━━━ 本文
一度に多額の財産を移転できる反面、この制度で贈与した財産は相続税の課税対象となります。

 「相続時精算課税は相続税対策にならない」と言われるのはこれが理由です。

 しかし、相続税対策にならないから意味がない、とは言えません。

 2,500万円まで非課税で生前に所有権を移転させる事ができますから、生前贈与を行う事で確実に特定の相続人に財産を移転させることができます。この点に重点を置く方ならば、とても効果的な制度となります。

〇その他

 教育資金贈与:1,500万円まで非課税で贈与ができ、かつ、相続税の課税対象とならない。しかし、贈与を受けた方が30歳になった時に残っていたお金は課税されます。

 住宅取得資金贈与:住宅を購入、建築するための資金には非課税措置があります。
━━━━━━
━━━ 与えられたデータ
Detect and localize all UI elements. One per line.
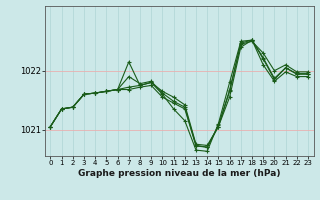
━━━━━━
**問題:**
1 > 贈与制度についての本文に出てくる数値を、単位も含めてすべて挙げよ。
2 > 贈与制度についての本文の最後の文に続けて、その先を書いてください。

**解答:**
1 > 2,500万円、1,500万円、30歳

2 >
 結婚・子育て資金贈与:1,000万円まで非課税で贈与ができます。教育資金贈与の異なり、贈与をした方が亡くなった時は残っていたお金は相続税の課税対象となります。

〇最後に

 贈与はご家庭の価値観、考え方がとても大切です。

 以前、孫に贈与を行う事を提案した方は、「それは子供を甘やかす事になるから行いたくない。私の生き方とは違う」と仰り、贈与は行わないことにしました。

贈与を行うことは相続税を減額するうえでは効果的ですが、その行為が価値観や生き方、家訓と合わないようでしたら、行うことはお勧めしません。